— Start of Exercise material —

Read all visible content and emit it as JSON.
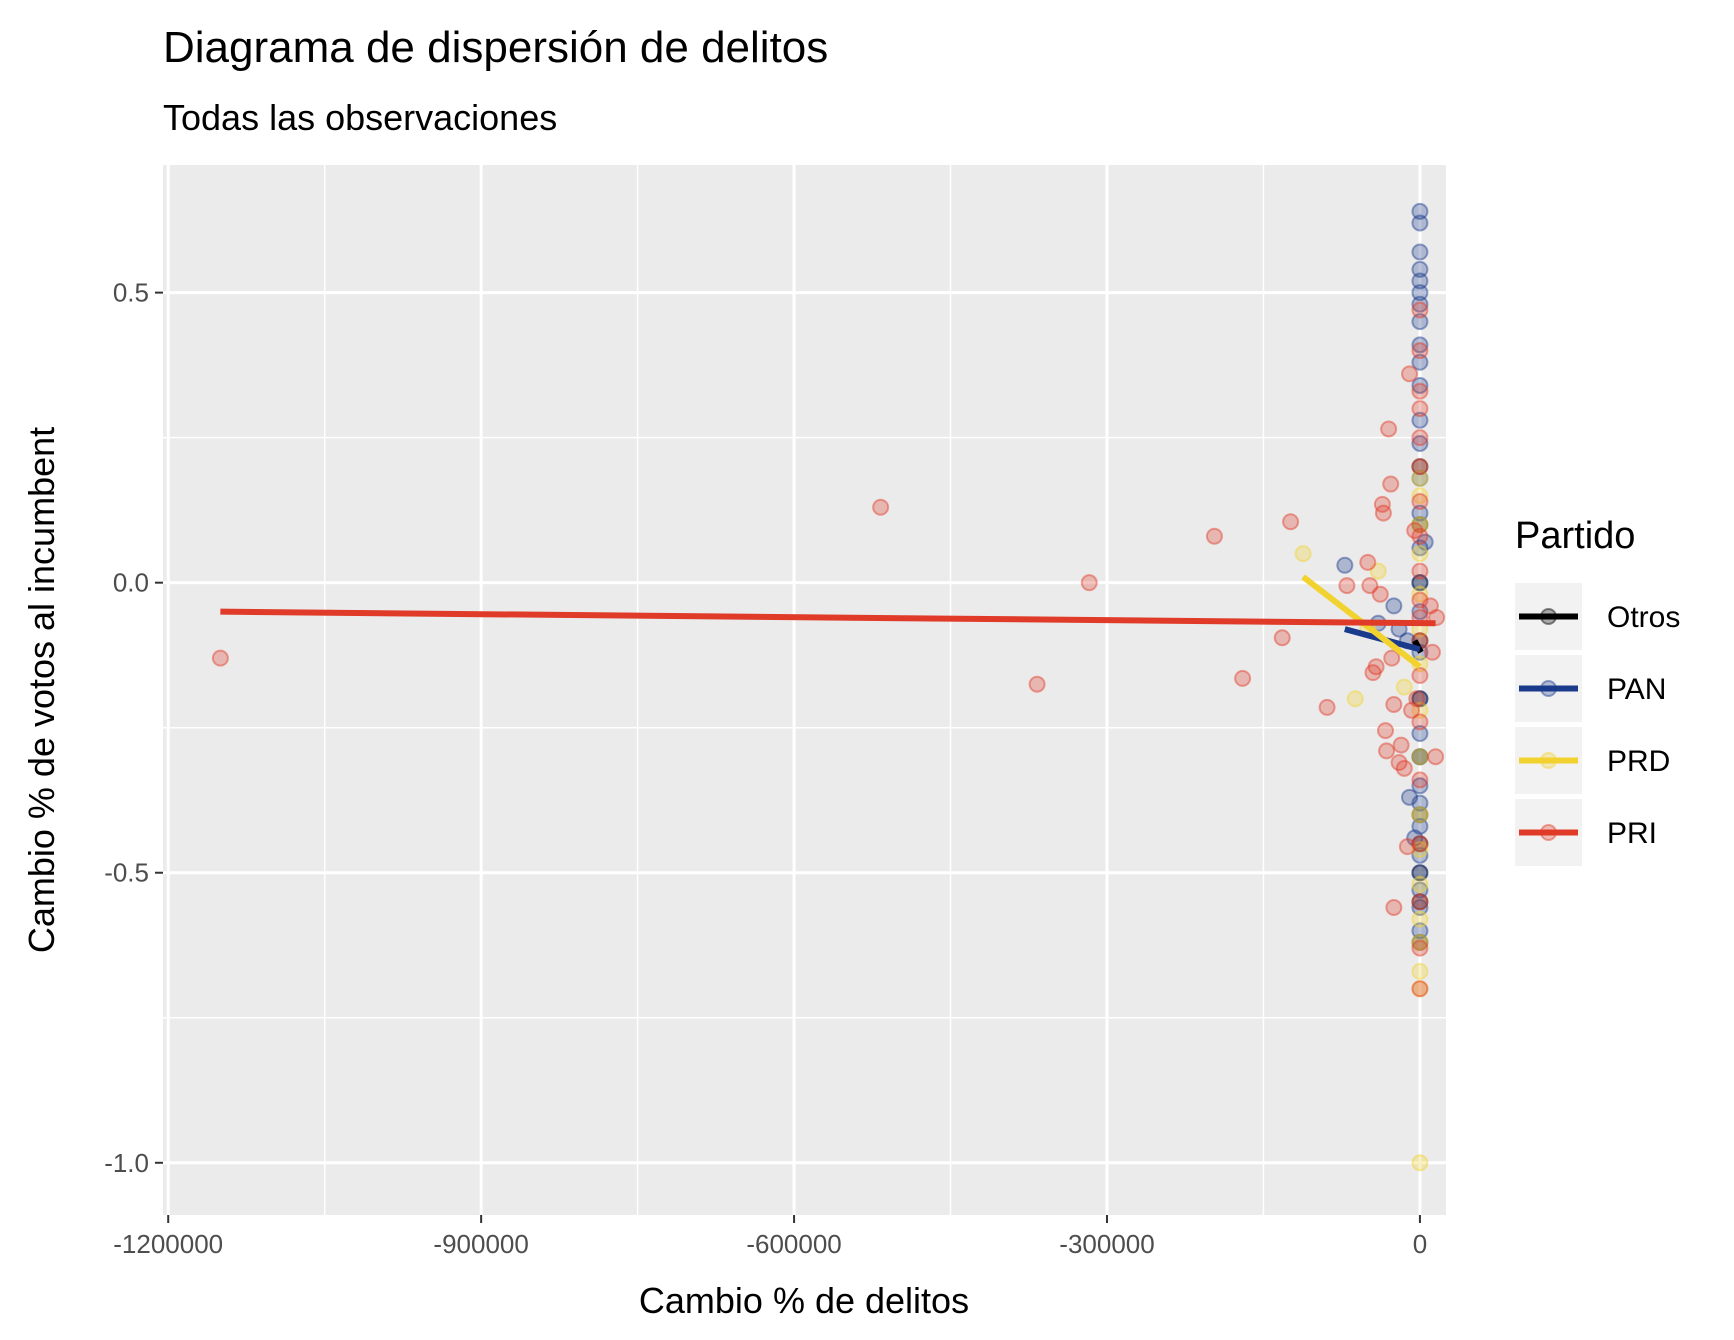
{
  "chart_data": {
    "type": "scatter",
    "title": "Diagrama de dispersión de delitos",
    "subtitle": "Todas las observaciones",
    "xlabel": "Cambio % de delitos",
    "ylabel": "Cambio % de votos al incumbent",
    "xlim": [
      -1205000,
      25000
    ],
    "ylim": [
      -1.09,
      0.72
    ],
    "x_ticks": [
      -1200000,
      -900000,
      -600000,
      -300000,
      0
    ],
    "x_tick_labels": [
      "-1200000",
      "-900000",
      "-600000",
      "-300000",
      "0"
    ],
    "y_ticks": [
      -1.0,
      -0.5,
      0.0,
      0.5
    ],
    "y_tick_labels": [
      "-1.0",
      "-0.5",
      "0.0",
      "0.5"
    ],
    "grid": true,
    "legend": {
      "title": "Partido",
      "position": "right"
    },
    "series": [
      {
        "name": "Otros",
        "color": "#000000",
        "line": [
          [
            -5000,
            -0.1
          ],
          [
            1000,
            -0.12
          ]
        ],
        "points": [
          [
            0,
            -0.62
          ],
          [
            0,
            -0.5
          ],
          [
            0,
            -0.4
          ],
          [
            0,
            -0.3
          ],
          [
            0,
            -0.2
          ],
          [
            0,
            -0.1
          ],
          [
            0,
            0.0
          ],
          [
            0,
            0.1
          ],
          [
            0,
            0.2
          ],
          [
            0,
            -0.55
          ],
          [
            0,
            -0.45
          ]
        ]
      },
      {
        "name": "PAN",
        "color": "#1a3a8c",
        "line": [
          [
            -72000,
            -0.08
          ],
          [
            0,
            -0.115
          ]
        ],
        "points": [
          [
            0,
            0.64
          ],
          [
            0,
            0.62
          ],
          [
            0,
            0.57
          ],
          [
            0,
            0.54
          ],
          [
            0,
            0.52
          ],
          [
            0,
            0.5
          ],
          [
            0,
            0.48
          ],
          [
            0,
            0.45
          ],
          [
            0,
            0.41
          ],
          [
            0,
            0.38
          ],
          [
            0,
            0.34
          ],
          [
            0,
            0.28
          ],
          [
            0,
            0.24
          ],
          [
            0,
            0.18
          ],
          [
            0,
            0.12
          ],
          [
            0,
            0.06
          ],
          [
            0,
            0.0
          ],
          [
            0,
            -0.05
          ],
          [
            0,
            -0.12
          ],
          [
            0,
            -0.2
          ],
          [
            0,
            -0.26
          ],
          [
            0,
            -0.3
          ],
          [
            0,
            -0.35
          ],
          [
            0,
            -0.38
          ],
          [
            0,
            -0.42
          ],
          [
            0,
            -0.47
          ],
          [
            0,
            -0.5
          ],
          [
            0,
            -0.53
          ],
          [
            0,
            -0.56
          ],
          [
            0,
            -0.6
          ],
          [
            -72000,
            0.03
          ],
          [
            -40000,
            -0.07
          ],
          [
            -25000,
            -0.04
          ],
          [
            -20000,
            -0.08
          ],
          [
            -12000,
            -0.1
          ],
          [
            -10000,
            -0.37
          ],
          [
            -5000,
            -0.44
          ],
          [
            5000,
            0.07
          ]
        ]
      },
      {
        "name": "PRD",
        "color": "#f2d22e",
        "line": [
          [
            -112000,
            0.01
          ],
          [
            0,
            -0.145
          ]
        ],
        "points": [
          [
            -112000,
            0.05
          ],
          [
            -62000,
            -0.2
          ],
          [
            -50000,
            -0.08
          ],
          [
            -40000,
            0.02
          ],
          [
            -15000,
            -0.18
          ],
          [
            0,
            0.18
          ],
          [
            0,
            0.15
          ],
          [
            0,
            0.1
          ],
          [
            0,
            0.05
          ],
          [
            0,
            -0.02
          ],
          [
            0,
            -0.08
          ],
          [
            0,
            -0.14
          ],
          [
            0,
            -0.22
          ],
          [
            0,
            -0.3
          ],
          [
            0,
            -0.4
          ],
          [
            0,
            -0.46
          ],
          [
            0,
            -0.52
          ],
          [
            0,
            -0.58
          ],
          [
            0,
            -0.62
          ],
          [
            0,
            -0.67
          ],
          [
            0,
            -0.7
          ],
          [
            0,
            -1.0
          ]
        ]
      },
      {
        "name": "PRI",
        "color": "#e03a28",
        "line": [
          [
            -1150000,
            -0.05
          ],
          [
            15000,
            -0.07
          ]
        ],
        "points": [
          [
            -1150000,
            -0.13
          ],
          [
            -517000,
            0.13
          ],
          [
            -367000,
            -0.175
          ],
          [
            -317000,
            0.0
          ],
          [
            -197000,
            0.08
          ],
          [
            -170000,
            -0.165
          ],
          [
            -132000,
            -0.095
          ],
          [
            -124000,
            0.105
          ],
          [
            -89000,
            -0.215
          ],
          [
            -70000,
            -0.005
          ],
          [
            -50000,
            0.035
          ],
          [
            -48000,
            -0.005
          ],
          [
            -45000,
            -0.155
          ],
          [
            -42000,
            -0.145
          ],
          [
            -38000,
            -0.02
          ],
          [
            -36000,
            0.135
          ],
          [
            -35000,
            0.12
          ],
          [
            -33000,
            -0.255
          ],
          [
            -32000,
            -0.29
          ],
          [
            -30000,
            0.265
          ],
          [
            -28000,
            0.17
          ],
          [
            -27000,
            -0.13
          ],
          [
            -25000,
            -0.21
          ],
          [
            -20000,
            -0.31
          ],
          [
            -18000,
            -0.28
          ],
          [
            -15000,
            -0.32
          ],
          [
            -12000,
            -0.455
          ],
          [
            -10000,
            0.36
          ],
          [
            -8000,
            -0.22
          ],
          [
            -25000,
            -0.56
          ],
          [
            -5000,
            0.09
          ],
          [
            -3000,
            -0.2
          ],
          [
            0,
            0.47
          ],
          [
            0,
            0.4
          ],
          [
            0,
            0.33
          ],
          [
            0,
            0.3
          ],
          [
            0,
            0.25
          ],
          [
            0,
            0.2
          ],
          [
            0,
            0.14
          ],
          [
            0,
            0.08
          ],
          [
            0,
            0.02
          ],
          [
            0,
            -0.03
          ],
          [
            0,
            -0.06
          ],
          [
            0,
            -0.1
          ],
          [
            0,
            -0.16
          ],
          [
            0,
            -0.24
          ],
          [
            0,
            -0.34
          ],
          [
            0,
            -0.45
          ],
          [
            0,
            -0.55
          ],
          [
            0,
            -0.63
          ],
          [
            0,
            -0.7
          ],
          [
            10000,
            -0.04
          ],
          [
            12000,
            -0.12
          ],
          [
            15000,
            -0.3
          ],
          [
            16000,
            -0.06
          ]
        ]
      }
    ]
  }
}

— End of Exercise material —

* [Problem to solve]: Every line is to be duplicated exactly, though pictures stay out.

* [Task response]:
Read all visible content and emit it as JSON.
{
  "chart_data": {
    "type": "scatter",
    "title": "Diagrama de dispersión de delitos",
    "subtitle": "Todas las observaciones",
    "xlabel": "Cambio % de delitos",
    "ylabel": "Cambio % de votos al incumbent",
    "xlim": [
      -1205000,
      25000
    ],
    "ylim": [
      -1.09,
      0.72
    ],
    "x_ticks": [
      -1200000,
      -900000,
      -600000,
      -300000,
      0
    ],
    "x_tick_labels": [
      "-1200000",
      "-900000",
      "-600000",
      "-300000",
      "0"
    ],
    "y_ticks": [
      -1.0,
      -0.5,
      0.0,
      0.5
    ],
    "y_tick_labels": [
      "-1.0",
      "-0.5",
      "0.0",
      "0.5"
    ],
    "grid": true,
    "legend": {
      "title": "Partido",
      "position": "right"
    },
    "series": [
      {
        "name": "Otros",
        "color": "#000000",
        "line": [
          [
            -5000,
            -0.1
          ],
          [
            1000,
            -0.12
          ]
        ],
        "points": [
          [
            0,
            -0.62
          ],
          [
            0,
            -0.5
          ],
          [
            0,
            -0.4
          ],
          [
            0,
            -0.3
          ],
          [
            0,
            -0.2
          ],
          [
            0,
            -0.1
          ],
          [
            0,
            0.0
          ],
          [
            0,
            0.1
          ],
          [
            0,
            0.2
          ],
          [
            0,
            -0.55
          ],
          [
            0,
            -0.45
          ]
        ]
      },
      {
        "name": "PAN",
        "color": "#1a3a8c",
        "line": [
          [
            -72000,
            -0.08
          ],
          [
            0,
            -0.115
          ]
        ],
        "points": [
          [
            0,
            0.64
          ],
          [
            0,
            0.62
          ],
          [
            0,
            0.57
          ],
          [
            0,
            0.54
          ],
          [
            0,
            0.52
          ],
          [
            0,
            0.5
          ],
          [
            0,
            0.48
          ],
          [
            0,
            0.45
          ],
          [
            0,
            0.41
          ],
          [
            0,
            0.38
          ],
          [
            0,
            0.34
          ],
          [
            0,
            0.28
          ],
          [
            0,
            0.24
          ],
          [
            0,
            0.18
          ],
          [
            0,
            0.12
          ],
          [
            0,
            0.06
          ],
          [
            0,
            0.0
          ],
          [
            0,
            -0.05
          ],
          [
            0,
            -0.12
          ],
          [
            0,
            -0.2
          ],
          [
            0,
            -0.26
          ],
          [
            0,
            -0.3
          ],
          [
            0,
            -0.35
          ],
          [
            0,
            -0.38
          ],
          [
            0,
            -0.42
          ],
          [
            0,
            -0.47
          ],
          [
            0,
            -0.5
          ],
          [
            0,
            -0.53
          ],
          [
            0,
            -0.56
          ],
          [
            0,
            -0.6
          ],
          [
            -72000,
            0.03
          ],
          [
            -40000,
            -0.07
          ],
          [
            -25000,
            -0.04
          ],
          [
            -20000,
            -0.08
          ],
          [
            -12000,
            -0.1
          ],
          [
            -10000,
            -0.37
          ],
          [
            -5000,
            -0.44
          ],
          [
            5000,
            0.07
          ]
        ]
      },
      {
        "name": "PRD",
        "color": "#f2d22e",
        "line": [
          [
            -112000,
            0.01
          ],
          [
            0,
            -0.145
          ]
        ],
        "points": [
          [
            -112000,
            0.05
          ],
          [
            -62000,
            -0.2
          ],
          [
            -50000,
            -0.08
          ],
          [
            -40000,
            0.02
          ],
          [
            -15000,
            -0.18
          ],
          [
            0,
            0.18
          ],
          [
            0,
            0.15
          ],
          [
            0,
            0.1
          ],
          [
            0,
            0.05
          ],
          [
            0,
            -0.02
          ],
          [
            0,
            -0.08
          ],
          [
            0,
            -0.14
          ],
          [
            0,
            -0.22
          ],
          [
            0,
            -0.3
          ],
          [
            0,
            -0.4
          ],
          [
            0,
            -0.46
          ],
          [
            0,
            -0.52
          ],
          [
            0,
            -0.58
          ],
          [
            0,
            -0.62
          ],
          [
            0,
            -0.67
          ],
          [
            0,
            -0.7
          ],
          [
            0,
            -1.0
          ]
        ]
      },
      {
        "name": "PRI",
        "color": "#e03a28",
        "line": [
          [
            -1150000,
            -0.05
          ],
          [
            15000,
            -0.07
          ]
        ],
        "points": [
          [
            -1150000,
            -0.13
          ],
          [
            -517000,
            0.13
          ],
          [
            -367000,
            -0.175
          ],
          [
            -317000,
            0.0
          ],
          [
            -197000,
            0.08
          ],
          [
            -170000,
            -0.165
          ],
          [
            -132000,
            -0.095
          ],
          [
            -124000,
            0.105
          ],
          [
            -89000,
            -0.215
          ],
          [
            -70000,
            -0.005
          ],
          [
            -50000,
            0.035
          ],
          [
            -48000,
            -0.005
          ],
          [
            -45000,
            -0.155
          ],
          [
            -42000,
            -0.145
          ],
          [
            -38000,
            -0.02
          ],
          [
            -36000,
            0.135
          ],
          [
            -35000,
            0.12
          ],
          [
            -33000,
            -0.255
          ],
          [
            -32000,
            -0.29
          ],
          [
            -30000,
            0.265
          ],
          [
            -28000,
            0.17
          ],
          [
            -27000,
            -0.13
          ],
          [
            -25000,
            -0.21
          ],
          [
            -20000,
            -0.31
          ],
          [
            -18000,
            -0.28
          ],
          [
            -15000,
            -0.32
          ],
          [
            -12000,
            -0.455
          ],
          [
            -10000,
            0.36
          ],
          [
            -8000,
            -0.22
          ],
          [
            -25000,
            -0.56
          ],
          [
            -5000,
            0.09
          ],
          [
            -3000,
            -0.2
          ],
          [
            0,
            0.47
          ],
          [
            0,
            0.4
          ],
          [
            0,
            0.33
          ],
          [
            0,
            0.3
          ],
          [
            0,
            0.25
          ],
          [
            0,
            0.2
          ],
          [
            0,
            0.14
          ],
          [
            0,
            0.08
          ],
          [
            0,
            0.02
          ],
          [
            0,
            -0.03
          ],
          [
            0,
            -0.06
          ],
          [
            0,
            -0.1
          ],
          [
            0,
            -0.16
          ],
          [
            0,
            -0.24
          ],
          [
            0,
            -0.34
          ],
          [
            0,
            -0.45
          ],
          [
            0,
            -0.55
          ],
          [
            0,
            -0.63
          ],
          [
            0,
            -0.7
          ],
          [
            10000,
            -0.04
          ],
          [
            12000,
            -0.12
          ],
          [
            15000,
            -0.3
          ],
          [
            16000,
            -0.06
          ]
        ]
      }
    ]
  }
}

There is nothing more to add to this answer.